━━━ GIVEN RECORDS ━━━

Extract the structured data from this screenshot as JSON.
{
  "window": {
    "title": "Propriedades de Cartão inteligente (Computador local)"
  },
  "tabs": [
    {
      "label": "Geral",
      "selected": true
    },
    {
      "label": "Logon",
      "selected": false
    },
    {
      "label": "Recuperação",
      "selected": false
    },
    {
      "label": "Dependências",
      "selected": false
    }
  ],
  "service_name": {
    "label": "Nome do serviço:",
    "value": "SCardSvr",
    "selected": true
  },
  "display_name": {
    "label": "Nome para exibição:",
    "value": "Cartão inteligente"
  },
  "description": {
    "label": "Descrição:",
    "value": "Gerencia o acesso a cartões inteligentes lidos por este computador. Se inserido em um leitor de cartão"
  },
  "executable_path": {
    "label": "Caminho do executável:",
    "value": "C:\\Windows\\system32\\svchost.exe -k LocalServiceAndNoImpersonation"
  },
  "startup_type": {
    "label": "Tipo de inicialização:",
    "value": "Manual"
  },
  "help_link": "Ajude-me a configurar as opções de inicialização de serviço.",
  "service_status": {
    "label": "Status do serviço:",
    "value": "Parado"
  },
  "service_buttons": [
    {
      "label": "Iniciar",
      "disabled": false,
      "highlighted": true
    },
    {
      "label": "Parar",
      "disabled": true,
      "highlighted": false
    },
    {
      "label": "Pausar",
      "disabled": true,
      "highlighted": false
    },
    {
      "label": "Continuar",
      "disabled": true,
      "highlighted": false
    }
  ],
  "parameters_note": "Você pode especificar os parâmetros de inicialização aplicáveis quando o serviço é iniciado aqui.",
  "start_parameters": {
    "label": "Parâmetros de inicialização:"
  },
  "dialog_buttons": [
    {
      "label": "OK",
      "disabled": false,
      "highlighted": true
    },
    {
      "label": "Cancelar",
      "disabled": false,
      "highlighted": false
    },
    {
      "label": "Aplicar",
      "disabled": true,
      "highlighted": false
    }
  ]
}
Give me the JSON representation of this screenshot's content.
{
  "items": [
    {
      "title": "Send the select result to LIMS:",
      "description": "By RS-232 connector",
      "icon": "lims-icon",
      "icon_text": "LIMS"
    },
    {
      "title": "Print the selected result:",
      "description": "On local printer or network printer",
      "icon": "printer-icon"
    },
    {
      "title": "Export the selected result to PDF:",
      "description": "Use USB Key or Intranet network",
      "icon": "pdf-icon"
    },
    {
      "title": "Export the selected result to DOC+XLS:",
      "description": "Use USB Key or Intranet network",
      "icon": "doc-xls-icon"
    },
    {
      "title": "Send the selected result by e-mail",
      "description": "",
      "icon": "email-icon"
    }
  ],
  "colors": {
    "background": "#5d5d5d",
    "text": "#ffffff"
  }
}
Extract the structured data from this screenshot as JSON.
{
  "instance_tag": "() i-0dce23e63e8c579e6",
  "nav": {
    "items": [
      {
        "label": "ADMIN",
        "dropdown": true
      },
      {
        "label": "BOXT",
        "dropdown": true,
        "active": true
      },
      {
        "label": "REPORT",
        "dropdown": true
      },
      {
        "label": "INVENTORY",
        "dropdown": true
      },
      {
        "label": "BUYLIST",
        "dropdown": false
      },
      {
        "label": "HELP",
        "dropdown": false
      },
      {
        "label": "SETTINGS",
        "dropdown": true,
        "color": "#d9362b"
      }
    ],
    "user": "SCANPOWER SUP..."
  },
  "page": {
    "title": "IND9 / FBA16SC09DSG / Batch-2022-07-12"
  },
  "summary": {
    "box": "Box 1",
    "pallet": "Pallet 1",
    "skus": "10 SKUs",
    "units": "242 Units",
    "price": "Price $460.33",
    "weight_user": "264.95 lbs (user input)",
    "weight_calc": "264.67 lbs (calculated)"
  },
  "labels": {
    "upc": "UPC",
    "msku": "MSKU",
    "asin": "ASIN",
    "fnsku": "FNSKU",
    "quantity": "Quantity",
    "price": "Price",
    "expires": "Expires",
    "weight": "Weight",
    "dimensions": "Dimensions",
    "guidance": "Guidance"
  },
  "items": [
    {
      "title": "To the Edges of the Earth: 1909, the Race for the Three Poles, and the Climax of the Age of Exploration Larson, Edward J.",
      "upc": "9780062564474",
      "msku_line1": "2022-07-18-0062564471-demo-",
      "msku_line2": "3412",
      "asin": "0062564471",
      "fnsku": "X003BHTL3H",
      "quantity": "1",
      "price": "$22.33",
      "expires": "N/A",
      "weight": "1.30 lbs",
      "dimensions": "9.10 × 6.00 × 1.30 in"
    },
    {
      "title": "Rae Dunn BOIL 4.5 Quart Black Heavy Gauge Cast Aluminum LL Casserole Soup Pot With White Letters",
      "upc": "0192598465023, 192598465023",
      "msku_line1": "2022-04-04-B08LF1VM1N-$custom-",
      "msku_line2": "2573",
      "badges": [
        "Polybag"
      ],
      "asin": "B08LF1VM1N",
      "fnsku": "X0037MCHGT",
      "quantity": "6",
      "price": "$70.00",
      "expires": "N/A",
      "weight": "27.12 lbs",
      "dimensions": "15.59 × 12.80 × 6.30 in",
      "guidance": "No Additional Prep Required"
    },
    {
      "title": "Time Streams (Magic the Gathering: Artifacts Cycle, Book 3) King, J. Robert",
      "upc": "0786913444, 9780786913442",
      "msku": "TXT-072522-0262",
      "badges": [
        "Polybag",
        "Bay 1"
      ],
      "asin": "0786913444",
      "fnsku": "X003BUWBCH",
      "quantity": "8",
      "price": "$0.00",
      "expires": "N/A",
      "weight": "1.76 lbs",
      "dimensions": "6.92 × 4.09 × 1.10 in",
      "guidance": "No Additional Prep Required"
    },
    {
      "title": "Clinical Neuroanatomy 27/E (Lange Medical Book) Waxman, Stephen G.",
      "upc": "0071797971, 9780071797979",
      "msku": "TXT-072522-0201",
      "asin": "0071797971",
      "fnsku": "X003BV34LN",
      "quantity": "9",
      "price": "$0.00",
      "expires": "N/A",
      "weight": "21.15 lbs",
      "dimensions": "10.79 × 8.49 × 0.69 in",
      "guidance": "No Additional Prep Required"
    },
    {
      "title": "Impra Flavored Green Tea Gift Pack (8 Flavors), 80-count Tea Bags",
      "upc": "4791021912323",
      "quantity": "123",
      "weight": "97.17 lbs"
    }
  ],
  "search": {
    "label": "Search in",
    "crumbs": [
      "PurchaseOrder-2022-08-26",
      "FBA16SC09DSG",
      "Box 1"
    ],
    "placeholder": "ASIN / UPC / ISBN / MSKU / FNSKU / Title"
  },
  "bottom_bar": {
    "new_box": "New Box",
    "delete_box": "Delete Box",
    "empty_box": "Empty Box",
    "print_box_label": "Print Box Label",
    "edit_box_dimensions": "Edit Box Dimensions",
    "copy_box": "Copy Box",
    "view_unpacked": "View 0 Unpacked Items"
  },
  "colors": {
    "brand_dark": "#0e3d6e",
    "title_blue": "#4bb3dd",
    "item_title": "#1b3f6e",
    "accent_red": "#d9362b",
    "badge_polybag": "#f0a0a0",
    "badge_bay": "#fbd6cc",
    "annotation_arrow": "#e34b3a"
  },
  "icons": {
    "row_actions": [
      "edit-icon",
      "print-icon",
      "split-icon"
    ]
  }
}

━━━

INSTRUCTIONS FOR THE TASK -
Count the lines in the entries above that include the string "Nome", then give only that figure.

COMPLETE RESPONSE -
2